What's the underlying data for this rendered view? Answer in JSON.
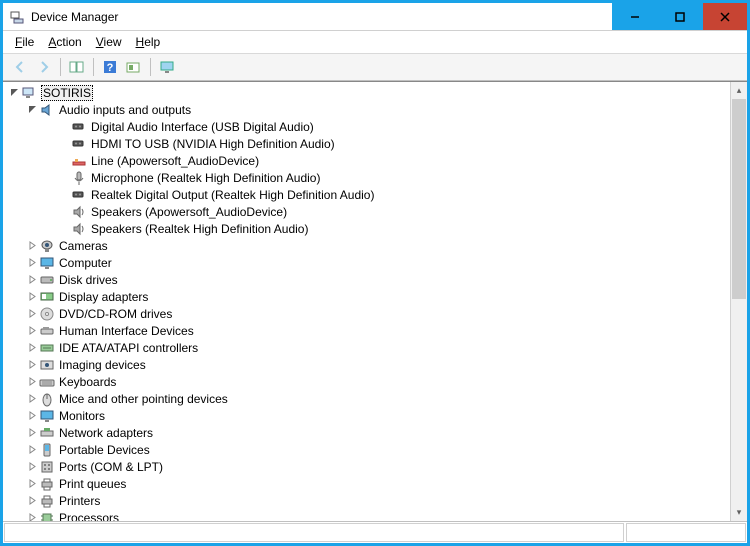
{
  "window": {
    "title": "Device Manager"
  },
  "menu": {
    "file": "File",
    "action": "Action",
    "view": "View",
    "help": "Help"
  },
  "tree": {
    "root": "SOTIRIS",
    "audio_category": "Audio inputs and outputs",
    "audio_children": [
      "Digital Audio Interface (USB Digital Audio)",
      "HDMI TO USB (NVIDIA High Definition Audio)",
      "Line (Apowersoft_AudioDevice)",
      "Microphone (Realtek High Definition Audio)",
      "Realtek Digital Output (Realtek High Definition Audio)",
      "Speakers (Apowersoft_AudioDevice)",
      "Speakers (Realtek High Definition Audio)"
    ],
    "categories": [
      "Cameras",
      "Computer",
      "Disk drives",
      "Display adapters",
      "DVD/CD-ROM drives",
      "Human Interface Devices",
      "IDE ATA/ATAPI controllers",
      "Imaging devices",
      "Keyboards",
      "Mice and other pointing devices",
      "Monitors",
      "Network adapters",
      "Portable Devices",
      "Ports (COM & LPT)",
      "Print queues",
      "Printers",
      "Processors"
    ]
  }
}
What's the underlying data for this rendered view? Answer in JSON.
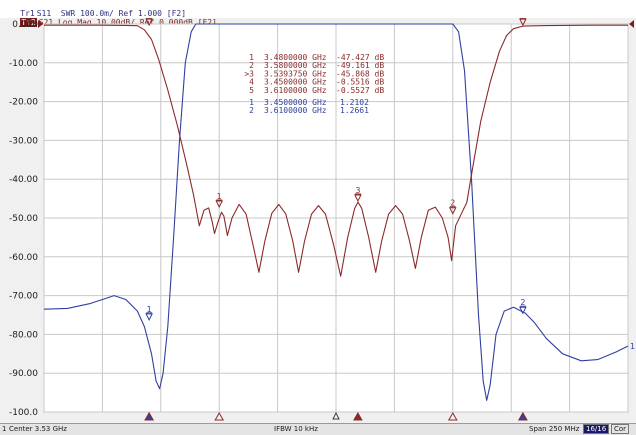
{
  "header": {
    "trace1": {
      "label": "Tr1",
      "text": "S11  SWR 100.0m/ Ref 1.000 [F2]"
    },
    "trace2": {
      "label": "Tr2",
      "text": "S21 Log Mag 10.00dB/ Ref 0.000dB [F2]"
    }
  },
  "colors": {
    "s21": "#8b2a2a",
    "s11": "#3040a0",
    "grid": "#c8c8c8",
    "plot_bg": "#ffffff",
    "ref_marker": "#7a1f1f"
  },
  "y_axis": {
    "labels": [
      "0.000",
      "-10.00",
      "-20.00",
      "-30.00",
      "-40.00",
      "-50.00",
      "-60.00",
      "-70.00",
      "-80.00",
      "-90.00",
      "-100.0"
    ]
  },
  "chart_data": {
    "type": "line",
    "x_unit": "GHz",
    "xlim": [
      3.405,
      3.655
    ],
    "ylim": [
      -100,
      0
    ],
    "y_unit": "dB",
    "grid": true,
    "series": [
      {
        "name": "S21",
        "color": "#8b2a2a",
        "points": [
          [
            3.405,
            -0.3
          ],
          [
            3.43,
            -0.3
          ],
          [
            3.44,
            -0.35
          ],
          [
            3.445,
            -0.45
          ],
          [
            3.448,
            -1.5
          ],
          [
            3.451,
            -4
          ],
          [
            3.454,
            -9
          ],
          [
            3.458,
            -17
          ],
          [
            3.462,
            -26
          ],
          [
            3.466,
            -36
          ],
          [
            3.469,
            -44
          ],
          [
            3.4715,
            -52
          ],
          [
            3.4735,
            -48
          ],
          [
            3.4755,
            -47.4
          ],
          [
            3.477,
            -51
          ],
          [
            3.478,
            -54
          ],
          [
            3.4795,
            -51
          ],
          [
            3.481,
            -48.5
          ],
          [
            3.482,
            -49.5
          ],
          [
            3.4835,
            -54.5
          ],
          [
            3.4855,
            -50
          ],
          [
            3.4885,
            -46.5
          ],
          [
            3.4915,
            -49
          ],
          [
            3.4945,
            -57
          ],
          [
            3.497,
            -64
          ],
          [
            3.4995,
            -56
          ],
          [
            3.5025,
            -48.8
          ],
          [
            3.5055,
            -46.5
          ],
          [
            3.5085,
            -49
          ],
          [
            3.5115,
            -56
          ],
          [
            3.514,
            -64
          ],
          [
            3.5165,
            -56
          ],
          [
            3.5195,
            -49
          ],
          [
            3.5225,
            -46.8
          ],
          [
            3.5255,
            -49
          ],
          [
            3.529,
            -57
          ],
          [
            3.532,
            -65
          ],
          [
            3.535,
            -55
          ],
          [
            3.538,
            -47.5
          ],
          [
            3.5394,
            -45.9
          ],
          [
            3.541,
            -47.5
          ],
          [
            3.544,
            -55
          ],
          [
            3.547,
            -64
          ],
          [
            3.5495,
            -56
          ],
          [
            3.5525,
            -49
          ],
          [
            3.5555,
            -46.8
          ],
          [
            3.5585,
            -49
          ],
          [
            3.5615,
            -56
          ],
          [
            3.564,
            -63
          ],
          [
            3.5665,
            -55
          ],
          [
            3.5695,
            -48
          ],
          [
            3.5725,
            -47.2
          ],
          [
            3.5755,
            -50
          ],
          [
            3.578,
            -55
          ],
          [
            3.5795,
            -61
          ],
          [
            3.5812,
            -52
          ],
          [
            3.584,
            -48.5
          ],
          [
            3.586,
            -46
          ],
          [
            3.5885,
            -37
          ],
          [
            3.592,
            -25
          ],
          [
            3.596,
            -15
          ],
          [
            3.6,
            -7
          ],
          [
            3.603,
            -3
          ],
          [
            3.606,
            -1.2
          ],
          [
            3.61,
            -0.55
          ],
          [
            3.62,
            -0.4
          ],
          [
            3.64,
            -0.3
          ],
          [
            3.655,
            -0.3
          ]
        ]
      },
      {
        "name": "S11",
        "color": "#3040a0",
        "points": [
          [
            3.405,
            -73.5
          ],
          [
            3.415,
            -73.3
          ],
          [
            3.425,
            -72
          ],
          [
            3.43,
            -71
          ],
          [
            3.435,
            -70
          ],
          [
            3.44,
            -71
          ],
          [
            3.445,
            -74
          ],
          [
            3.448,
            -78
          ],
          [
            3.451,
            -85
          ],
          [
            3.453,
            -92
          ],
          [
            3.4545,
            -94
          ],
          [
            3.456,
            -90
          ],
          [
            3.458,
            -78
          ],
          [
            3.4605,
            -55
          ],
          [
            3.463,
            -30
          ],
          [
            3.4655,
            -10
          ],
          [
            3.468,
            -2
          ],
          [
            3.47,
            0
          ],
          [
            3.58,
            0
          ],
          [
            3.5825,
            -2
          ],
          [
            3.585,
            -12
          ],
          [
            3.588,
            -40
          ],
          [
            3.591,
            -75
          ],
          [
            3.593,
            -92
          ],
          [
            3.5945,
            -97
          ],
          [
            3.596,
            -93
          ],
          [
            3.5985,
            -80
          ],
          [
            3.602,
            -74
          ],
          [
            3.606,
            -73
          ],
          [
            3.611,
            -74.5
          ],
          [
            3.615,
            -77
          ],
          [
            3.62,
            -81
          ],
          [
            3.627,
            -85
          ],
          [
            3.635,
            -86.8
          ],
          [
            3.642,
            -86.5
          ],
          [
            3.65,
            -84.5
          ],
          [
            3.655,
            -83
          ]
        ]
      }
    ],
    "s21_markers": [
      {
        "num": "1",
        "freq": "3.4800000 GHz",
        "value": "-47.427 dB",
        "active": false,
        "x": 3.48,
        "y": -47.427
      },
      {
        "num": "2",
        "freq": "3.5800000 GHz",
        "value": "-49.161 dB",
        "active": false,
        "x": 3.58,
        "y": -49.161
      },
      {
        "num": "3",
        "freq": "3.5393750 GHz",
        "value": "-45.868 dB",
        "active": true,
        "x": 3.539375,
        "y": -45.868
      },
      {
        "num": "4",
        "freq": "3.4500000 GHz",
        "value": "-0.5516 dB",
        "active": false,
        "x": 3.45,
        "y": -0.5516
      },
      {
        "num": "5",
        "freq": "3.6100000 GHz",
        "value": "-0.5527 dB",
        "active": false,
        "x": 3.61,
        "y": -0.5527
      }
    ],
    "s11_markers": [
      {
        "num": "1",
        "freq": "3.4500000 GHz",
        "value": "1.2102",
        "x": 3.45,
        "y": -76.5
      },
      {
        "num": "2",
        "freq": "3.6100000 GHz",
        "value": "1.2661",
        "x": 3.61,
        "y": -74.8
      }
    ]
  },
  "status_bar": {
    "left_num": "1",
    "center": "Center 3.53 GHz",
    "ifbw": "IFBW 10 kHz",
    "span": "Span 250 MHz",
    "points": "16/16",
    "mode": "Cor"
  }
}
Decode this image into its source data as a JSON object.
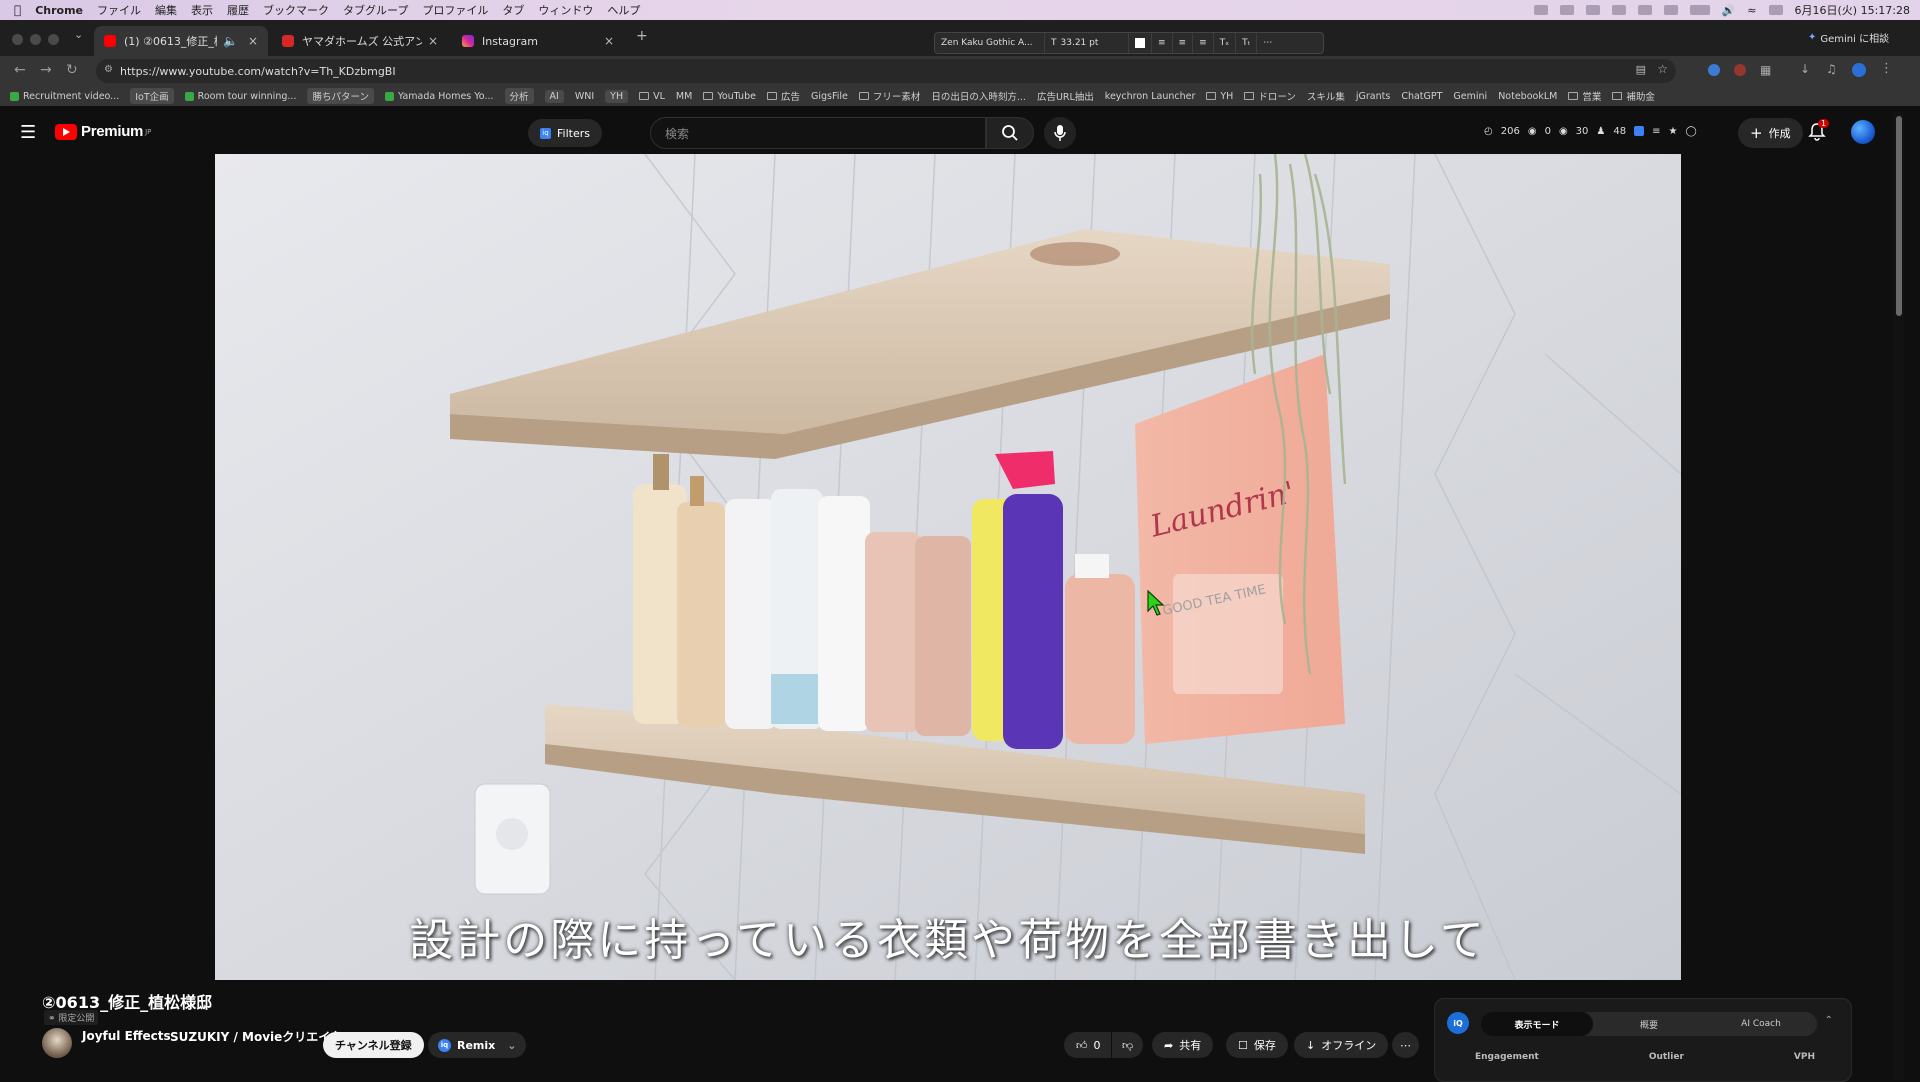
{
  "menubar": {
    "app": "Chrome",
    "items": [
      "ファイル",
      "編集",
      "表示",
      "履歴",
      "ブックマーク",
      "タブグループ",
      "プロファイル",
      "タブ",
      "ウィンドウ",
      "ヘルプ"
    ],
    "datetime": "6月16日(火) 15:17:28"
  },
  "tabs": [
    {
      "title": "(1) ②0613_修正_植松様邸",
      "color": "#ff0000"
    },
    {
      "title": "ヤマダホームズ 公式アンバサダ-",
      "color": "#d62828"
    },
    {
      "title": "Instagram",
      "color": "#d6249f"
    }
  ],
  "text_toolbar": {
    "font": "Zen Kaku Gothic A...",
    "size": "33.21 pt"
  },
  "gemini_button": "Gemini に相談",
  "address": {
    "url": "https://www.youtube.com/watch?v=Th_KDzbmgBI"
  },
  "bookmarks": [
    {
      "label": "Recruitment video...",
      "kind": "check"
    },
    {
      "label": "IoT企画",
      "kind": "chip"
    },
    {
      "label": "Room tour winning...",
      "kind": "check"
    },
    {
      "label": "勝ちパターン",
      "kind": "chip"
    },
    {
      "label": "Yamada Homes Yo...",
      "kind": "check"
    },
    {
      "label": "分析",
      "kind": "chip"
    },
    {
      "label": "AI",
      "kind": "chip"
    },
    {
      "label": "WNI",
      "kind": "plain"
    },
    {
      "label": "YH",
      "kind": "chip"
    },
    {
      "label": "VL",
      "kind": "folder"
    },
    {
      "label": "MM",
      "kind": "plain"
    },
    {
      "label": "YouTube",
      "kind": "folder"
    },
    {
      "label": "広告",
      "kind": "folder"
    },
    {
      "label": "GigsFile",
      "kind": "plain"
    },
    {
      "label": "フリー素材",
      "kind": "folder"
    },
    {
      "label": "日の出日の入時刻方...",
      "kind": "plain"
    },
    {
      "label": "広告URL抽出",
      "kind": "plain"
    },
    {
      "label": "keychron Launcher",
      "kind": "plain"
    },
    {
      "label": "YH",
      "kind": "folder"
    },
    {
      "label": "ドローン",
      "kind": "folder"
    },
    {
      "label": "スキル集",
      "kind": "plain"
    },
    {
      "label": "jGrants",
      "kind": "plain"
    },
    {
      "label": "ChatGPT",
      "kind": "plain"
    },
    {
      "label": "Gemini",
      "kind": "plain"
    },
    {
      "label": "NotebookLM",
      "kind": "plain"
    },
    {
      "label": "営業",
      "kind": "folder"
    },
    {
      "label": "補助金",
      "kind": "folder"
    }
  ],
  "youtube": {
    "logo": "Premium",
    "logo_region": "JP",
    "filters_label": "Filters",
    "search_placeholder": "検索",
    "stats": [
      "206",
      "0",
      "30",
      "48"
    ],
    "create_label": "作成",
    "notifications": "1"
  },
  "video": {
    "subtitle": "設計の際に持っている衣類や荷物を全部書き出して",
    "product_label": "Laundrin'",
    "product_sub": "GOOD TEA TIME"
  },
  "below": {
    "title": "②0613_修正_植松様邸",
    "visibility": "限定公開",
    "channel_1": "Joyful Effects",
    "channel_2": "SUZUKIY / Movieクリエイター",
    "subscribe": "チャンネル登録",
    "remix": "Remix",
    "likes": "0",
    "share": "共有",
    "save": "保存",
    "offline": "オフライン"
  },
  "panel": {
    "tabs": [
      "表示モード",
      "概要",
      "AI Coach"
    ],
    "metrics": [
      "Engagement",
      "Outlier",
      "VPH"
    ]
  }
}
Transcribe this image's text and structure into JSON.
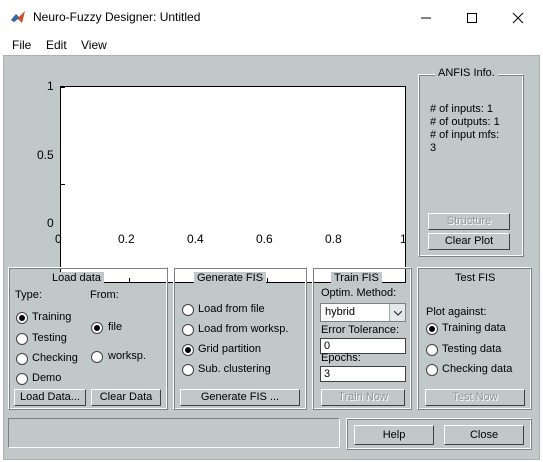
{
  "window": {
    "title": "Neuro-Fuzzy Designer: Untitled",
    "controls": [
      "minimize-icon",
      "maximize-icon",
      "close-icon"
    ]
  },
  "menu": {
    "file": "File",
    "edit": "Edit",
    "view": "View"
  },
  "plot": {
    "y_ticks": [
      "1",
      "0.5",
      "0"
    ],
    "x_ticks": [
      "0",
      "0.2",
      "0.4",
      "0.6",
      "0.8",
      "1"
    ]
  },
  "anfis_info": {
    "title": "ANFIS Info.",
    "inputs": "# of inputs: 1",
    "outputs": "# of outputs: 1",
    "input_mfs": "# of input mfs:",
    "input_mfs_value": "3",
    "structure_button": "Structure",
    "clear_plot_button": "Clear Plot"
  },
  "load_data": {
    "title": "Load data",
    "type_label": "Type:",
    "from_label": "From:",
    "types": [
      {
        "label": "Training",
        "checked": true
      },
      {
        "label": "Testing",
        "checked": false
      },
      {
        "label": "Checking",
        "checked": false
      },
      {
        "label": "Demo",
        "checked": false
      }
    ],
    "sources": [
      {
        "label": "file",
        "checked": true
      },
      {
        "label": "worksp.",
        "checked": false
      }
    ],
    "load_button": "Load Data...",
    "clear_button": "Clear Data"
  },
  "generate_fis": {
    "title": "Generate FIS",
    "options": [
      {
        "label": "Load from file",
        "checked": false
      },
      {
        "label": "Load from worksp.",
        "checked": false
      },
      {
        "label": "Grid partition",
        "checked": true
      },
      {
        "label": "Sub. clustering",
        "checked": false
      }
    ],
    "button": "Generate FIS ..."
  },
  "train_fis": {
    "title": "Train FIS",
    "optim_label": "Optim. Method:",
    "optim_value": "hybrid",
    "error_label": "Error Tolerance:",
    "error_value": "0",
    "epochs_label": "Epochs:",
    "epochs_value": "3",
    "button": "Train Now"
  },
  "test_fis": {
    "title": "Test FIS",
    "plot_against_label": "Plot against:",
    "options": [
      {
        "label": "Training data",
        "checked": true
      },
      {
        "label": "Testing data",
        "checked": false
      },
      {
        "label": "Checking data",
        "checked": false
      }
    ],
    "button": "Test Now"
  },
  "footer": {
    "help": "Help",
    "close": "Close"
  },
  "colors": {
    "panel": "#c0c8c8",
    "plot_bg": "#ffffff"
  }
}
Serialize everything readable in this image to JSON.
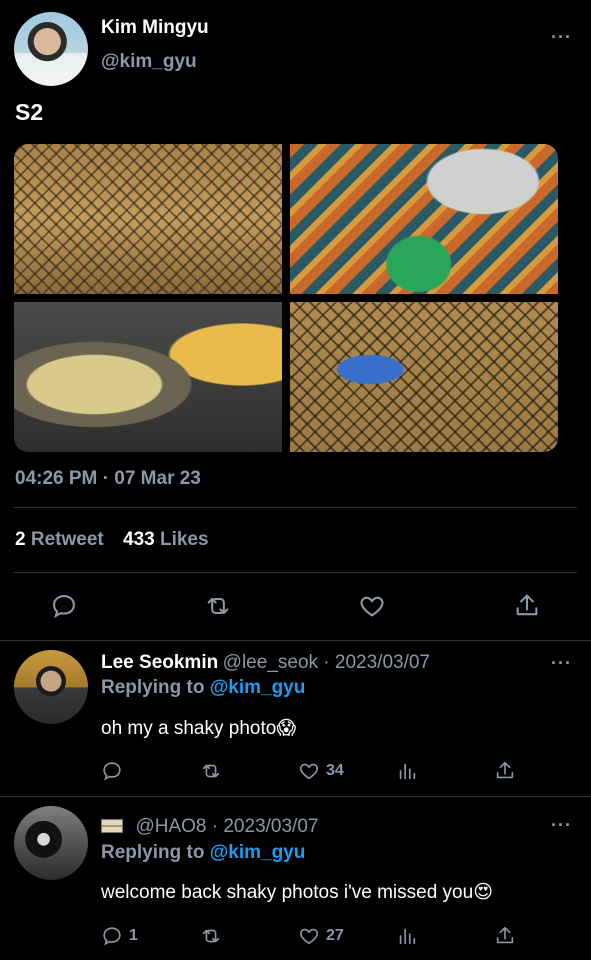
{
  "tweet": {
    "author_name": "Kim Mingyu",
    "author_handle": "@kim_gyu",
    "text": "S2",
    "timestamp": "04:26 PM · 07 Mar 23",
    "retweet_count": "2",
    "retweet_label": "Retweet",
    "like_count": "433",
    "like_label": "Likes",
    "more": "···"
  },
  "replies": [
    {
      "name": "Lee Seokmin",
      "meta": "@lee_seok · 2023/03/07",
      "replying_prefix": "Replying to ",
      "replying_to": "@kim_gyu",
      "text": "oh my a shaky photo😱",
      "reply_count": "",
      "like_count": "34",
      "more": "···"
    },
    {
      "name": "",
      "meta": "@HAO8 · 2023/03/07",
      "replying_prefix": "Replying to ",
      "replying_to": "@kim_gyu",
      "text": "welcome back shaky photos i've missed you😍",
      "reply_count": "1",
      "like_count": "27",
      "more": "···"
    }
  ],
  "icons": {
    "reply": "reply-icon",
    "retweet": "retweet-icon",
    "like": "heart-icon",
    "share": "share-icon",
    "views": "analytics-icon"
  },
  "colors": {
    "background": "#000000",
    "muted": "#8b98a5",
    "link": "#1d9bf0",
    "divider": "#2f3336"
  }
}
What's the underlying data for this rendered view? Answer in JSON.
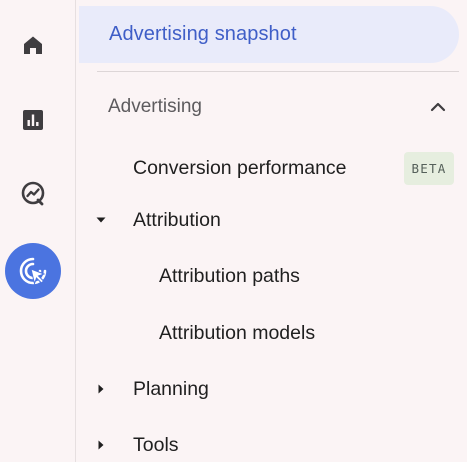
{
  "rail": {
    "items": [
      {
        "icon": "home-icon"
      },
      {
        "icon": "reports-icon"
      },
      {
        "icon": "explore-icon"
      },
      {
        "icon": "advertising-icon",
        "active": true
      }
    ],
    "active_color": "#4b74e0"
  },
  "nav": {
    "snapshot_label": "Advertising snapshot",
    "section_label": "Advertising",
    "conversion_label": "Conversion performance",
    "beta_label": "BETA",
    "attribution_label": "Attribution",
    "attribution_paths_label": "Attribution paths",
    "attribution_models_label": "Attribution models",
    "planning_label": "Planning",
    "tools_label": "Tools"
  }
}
════════════════════
◆ **Short problem**: Extract exactly the lines from the one containing "Serialize everything readable" through the last line of the records above, both included, and leave out the pictures.

◆ **Answer for the task**:
Serialize everything readable in this image to JSON.
{
  "tweet": {
    "author_name": "Kim Mingyu",
    "author_handle": "@kim_gyu",
    "text": "S2",
    "timestamp": "04:26 PM · 07 Mar 23",
    "retweet_count": "2",
    "retweet_label": "Retweet",
    "like_count": "433",
    "like_label": "Likes",
    "more": "···"
  },
  "replies": [
    {
      "name": "Lee Seokmin",
      "meta": "@lee_seok · 2023/03/07",
      "replying_prefix": "Replying to ",
      "replying_to": "@kim_gyu",
      "text": "oh my a shaky photo😱",
      "reply_count": "",
      "like_count": "34",
      "more": "···"
    },
    {
      "name": "",
      "meta": "@HAO8 · 2023/03/07",
      "replying_prefix": "Replying to ",
      "replying_to": "@kim_gyu",
      "text": "welcome back shaky photos i've missed you😍",
      "reply_count": "1",
      "like_count": "27",
      "more": "···"
    }
  ],
  "icons": {
    "reply": "reply-icon",
    "retweet": "retweet-icon",
    "like": "heart-icon",
    "share": "share-icon",
    "views": "analytics-icon"
  },
  "colors": {
    "background": "#000000",
    "muted": "#8b98a5",
    "link": "#1d9bf0",
    "divider": "#2f3336"
  }
}
What's the underlying data for this rendered view? Answer in JSON.
{
  "rail": {
    "items": [
      {
        "icon": "home-icon"
      },
      {
        "icon": "reports-icon"
      },
      {
        "icon": "explore-icon"
      },
      {
        "icon": "advertising-icon",
        "active": true
      }
    ],
    "active_color": "#4b74e0"
  },
  "nav": {
    "snapshot_label": "Advertising snapshot",
    "section_label": "Advertising",
    "conversion_label": "Conversion performance",
    "beta_label": "BETA",
    "attribution_label": "Attribution",
    "attribution_paths_label": "Attribution paths",
    "attribution_models_label": "Attribution models",
    "planning_label": "Planning",
    "tools_label": "Tools"
  }
}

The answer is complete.